Go through the entries below and count the lines holding the word "JSON". Reply with only the number, please.

[ENTRIES start]

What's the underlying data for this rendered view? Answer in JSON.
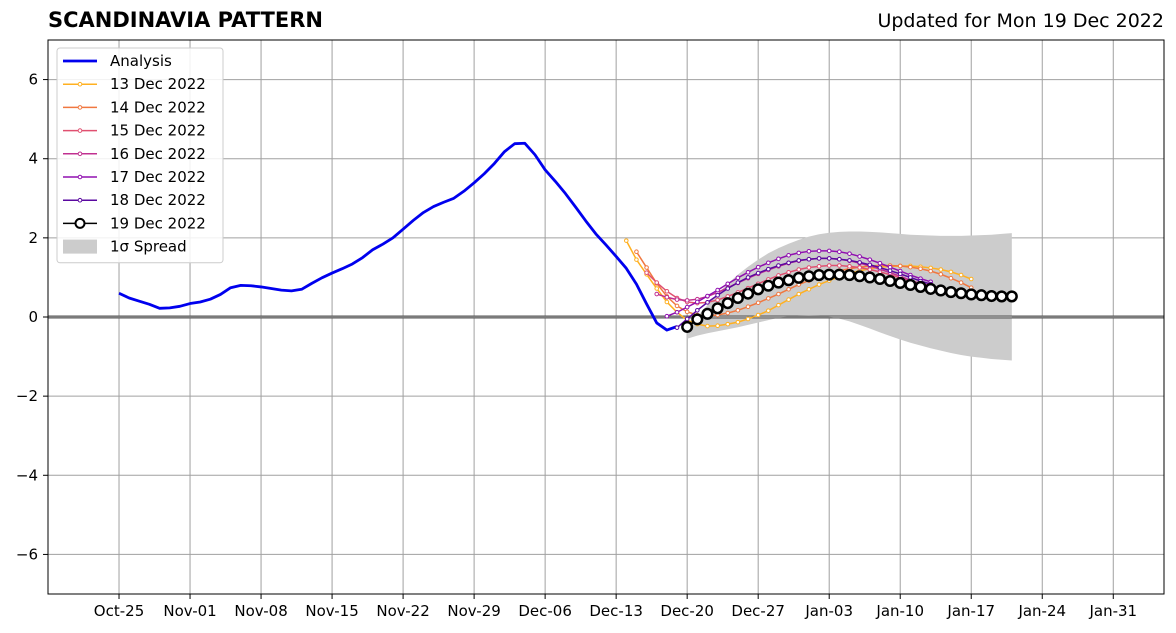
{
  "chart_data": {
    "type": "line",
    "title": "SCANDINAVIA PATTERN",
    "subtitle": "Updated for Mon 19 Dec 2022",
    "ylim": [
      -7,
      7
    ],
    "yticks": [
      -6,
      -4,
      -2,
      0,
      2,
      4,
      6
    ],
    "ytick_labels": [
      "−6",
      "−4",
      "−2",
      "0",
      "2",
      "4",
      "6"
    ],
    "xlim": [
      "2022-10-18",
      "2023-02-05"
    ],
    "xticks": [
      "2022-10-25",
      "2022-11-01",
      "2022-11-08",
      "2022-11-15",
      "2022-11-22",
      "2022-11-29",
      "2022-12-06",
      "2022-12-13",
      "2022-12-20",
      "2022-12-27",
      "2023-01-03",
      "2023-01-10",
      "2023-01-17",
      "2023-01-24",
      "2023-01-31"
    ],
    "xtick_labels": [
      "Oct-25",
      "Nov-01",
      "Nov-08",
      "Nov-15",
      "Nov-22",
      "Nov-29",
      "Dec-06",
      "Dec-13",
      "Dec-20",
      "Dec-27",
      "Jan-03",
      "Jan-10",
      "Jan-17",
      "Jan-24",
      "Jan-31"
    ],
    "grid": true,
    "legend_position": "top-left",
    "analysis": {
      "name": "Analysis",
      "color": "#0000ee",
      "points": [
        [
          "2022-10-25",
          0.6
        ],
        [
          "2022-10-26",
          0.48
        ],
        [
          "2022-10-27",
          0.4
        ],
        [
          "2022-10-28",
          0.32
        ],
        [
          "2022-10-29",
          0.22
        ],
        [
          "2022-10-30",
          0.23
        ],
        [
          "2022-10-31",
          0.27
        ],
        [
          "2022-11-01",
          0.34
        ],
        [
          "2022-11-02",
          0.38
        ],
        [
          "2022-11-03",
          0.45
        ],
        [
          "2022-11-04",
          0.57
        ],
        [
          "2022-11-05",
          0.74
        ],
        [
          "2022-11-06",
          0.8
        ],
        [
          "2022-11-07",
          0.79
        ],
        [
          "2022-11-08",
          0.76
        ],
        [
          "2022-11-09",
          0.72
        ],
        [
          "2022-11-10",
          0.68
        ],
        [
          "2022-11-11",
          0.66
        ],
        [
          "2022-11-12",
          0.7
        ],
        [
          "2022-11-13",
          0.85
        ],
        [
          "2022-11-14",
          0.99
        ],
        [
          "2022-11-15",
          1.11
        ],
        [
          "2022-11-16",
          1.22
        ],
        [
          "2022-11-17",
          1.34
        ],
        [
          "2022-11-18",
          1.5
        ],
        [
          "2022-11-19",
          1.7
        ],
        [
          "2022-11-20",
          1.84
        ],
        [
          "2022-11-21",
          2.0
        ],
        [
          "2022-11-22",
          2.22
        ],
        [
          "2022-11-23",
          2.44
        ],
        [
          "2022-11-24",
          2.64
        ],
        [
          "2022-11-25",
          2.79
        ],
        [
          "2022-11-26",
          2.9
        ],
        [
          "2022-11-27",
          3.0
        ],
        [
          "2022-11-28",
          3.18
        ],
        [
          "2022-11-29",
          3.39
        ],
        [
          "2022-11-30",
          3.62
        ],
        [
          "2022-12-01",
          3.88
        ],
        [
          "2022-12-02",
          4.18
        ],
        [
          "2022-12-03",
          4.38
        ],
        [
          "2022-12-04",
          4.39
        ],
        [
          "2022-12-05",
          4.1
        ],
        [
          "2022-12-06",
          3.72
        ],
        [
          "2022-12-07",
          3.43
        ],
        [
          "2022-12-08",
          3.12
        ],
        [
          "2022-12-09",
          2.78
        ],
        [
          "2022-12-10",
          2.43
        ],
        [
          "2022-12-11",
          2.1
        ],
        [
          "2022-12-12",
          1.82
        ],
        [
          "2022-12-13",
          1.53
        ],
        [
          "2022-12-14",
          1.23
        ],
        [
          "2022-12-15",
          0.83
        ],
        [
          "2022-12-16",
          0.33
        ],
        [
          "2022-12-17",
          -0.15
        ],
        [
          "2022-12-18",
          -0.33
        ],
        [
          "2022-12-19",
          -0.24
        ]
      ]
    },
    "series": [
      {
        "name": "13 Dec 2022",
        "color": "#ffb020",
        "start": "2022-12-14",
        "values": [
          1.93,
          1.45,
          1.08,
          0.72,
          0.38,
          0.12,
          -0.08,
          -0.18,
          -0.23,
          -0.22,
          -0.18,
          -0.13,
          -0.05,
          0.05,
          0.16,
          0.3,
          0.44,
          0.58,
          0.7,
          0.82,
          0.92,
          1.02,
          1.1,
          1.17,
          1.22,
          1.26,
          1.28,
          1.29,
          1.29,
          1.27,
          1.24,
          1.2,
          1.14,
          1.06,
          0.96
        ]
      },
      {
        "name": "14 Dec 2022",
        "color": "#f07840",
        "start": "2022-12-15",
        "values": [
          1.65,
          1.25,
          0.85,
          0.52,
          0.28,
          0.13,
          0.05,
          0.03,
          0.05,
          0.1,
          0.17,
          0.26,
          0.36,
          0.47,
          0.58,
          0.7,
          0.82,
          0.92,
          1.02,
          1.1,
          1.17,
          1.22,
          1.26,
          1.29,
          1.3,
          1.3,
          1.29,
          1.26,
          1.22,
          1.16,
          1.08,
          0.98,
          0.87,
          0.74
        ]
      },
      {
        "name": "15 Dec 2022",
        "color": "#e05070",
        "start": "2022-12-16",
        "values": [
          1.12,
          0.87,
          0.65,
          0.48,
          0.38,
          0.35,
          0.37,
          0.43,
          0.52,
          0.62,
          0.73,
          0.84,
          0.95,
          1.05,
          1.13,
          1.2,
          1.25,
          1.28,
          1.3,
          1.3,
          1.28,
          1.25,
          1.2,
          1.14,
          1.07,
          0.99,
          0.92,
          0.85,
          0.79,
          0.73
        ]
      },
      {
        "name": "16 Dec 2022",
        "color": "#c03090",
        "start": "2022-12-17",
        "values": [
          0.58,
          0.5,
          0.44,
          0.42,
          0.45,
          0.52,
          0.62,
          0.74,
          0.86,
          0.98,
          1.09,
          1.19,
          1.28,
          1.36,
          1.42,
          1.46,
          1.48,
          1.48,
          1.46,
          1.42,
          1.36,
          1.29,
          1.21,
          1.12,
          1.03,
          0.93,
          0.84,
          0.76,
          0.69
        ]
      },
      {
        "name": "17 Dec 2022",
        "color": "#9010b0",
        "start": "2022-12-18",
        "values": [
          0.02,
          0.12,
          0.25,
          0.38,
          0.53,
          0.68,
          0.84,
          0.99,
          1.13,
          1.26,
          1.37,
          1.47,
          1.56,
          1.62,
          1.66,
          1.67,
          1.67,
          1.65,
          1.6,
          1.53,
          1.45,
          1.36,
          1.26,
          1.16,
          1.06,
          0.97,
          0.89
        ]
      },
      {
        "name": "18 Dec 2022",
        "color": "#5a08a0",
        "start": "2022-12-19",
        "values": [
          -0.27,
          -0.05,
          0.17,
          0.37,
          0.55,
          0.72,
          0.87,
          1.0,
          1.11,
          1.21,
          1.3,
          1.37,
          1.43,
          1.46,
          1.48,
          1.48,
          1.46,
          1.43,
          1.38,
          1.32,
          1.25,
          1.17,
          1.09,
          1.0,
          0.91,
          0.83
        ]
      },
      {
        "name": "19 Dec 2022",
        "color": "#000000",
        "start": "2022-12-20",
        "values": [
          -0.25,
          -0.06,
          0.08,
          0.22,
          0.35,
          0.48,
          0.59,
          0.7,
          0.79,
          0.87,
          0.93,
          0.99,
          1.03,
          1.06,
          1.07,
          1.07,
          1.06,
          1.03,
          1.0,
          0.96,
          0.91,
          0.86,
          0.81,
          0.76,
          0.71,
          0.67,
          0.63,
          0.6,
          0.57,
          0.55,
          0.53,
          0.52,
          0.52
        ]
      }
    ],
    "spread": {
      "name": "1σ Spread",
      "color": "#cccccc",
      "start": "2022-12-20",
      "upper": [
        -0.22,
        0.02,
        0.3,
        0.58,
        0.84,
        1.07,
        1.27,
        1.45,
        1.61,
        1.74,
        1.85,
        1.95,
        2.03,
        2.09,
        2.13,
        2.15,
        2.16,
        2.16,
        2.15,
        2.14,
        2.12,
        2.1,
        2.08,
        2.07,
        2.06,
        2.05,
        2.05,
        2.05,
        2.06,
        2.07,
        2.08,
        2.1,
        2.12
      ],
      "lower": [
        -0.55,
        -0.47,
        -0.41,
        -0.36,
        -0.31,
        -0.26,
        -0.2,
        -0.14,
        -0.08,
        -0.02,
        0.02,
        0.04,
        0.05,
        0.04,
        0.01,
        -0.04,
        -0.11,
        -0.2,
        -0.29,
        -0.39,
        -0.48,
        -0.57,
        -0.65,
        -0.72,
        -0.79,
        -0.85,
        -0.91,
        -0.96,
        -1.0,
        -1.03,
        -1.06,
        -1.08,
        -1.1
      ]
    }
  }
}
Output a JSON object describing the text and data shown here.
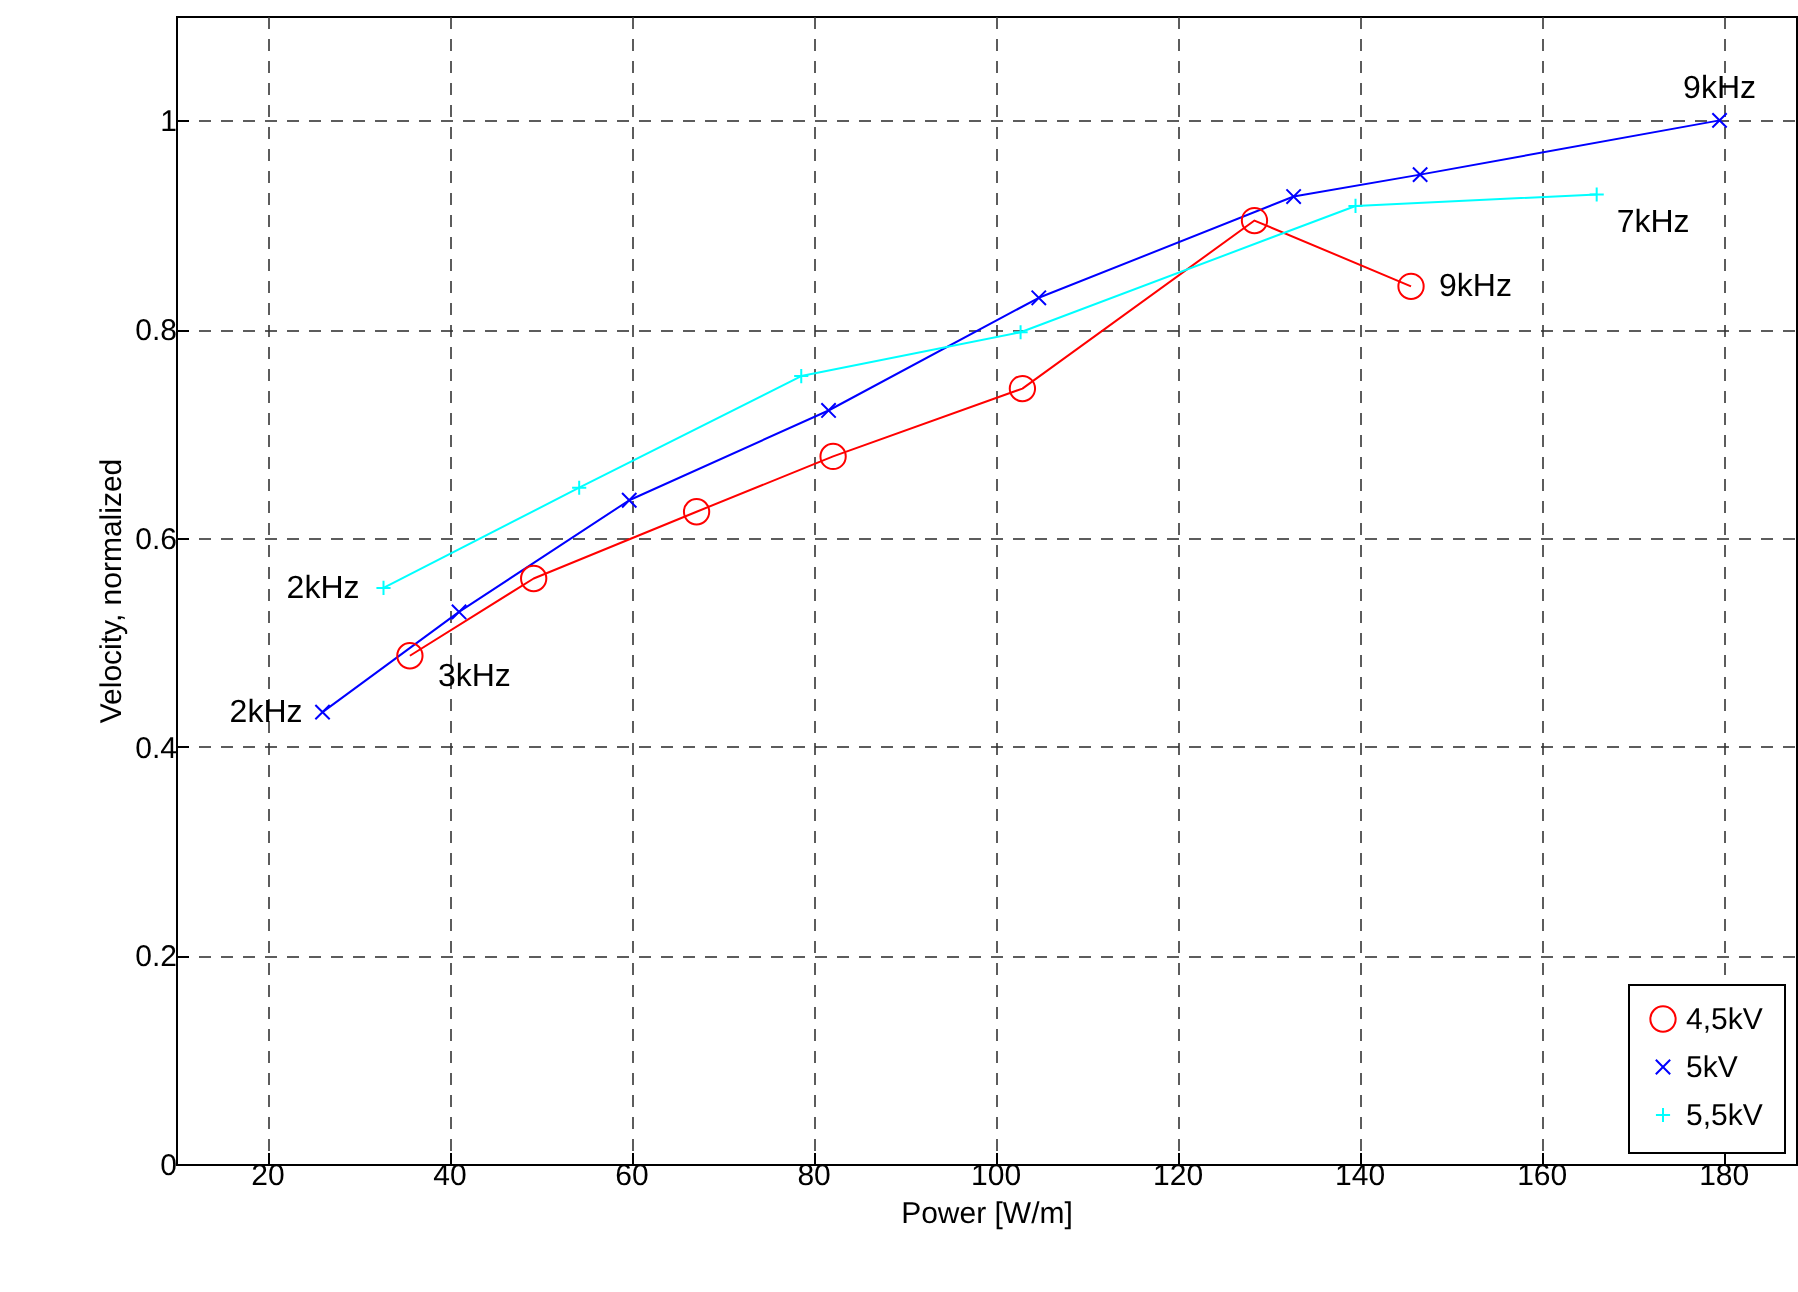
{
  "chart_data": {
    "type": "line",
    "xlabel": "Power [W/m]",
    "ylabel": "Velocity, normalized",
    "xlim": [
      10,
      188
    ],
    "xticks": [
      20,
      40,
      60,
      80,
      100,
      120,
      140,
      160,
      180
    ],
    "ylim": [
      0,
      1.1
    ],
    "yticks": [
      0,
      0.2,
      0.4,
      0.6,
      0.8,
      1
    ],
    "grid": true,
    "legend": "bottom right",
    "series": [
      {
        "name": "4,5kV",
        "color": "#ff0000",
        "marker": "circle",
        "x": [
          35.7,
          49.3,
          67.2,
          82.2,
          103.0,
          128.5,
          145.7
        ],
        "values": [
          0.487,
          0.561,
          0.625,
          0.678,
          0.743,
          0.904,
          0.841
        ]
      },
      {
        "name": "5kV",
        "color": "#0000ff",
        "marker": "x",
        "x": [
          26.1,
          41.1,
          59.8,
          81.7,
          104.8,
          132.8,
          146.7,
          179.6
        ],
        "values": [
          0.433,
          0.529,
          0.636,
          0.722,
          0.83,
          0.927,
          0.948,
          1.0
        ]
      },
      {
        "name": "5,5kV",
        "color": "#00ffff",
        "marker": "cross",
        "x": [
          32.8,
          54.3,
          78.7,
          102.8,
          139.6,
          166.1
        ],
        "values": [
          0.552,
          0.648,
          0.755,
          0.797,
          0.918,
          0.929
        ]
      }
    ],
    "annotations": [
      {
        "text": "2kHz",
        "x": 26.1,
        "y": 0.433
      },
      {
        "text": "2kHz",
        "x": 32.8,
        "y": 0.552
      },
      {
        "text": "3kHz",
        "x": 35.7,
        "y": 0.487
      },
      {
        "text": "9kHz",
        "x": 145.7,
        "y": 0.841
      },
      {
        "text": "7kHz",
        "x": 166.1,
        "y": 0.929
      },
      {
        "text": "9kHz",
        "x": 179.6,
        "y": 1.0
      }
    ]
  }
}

[ENTRIES end]

> **EXERCISE RESULT**
2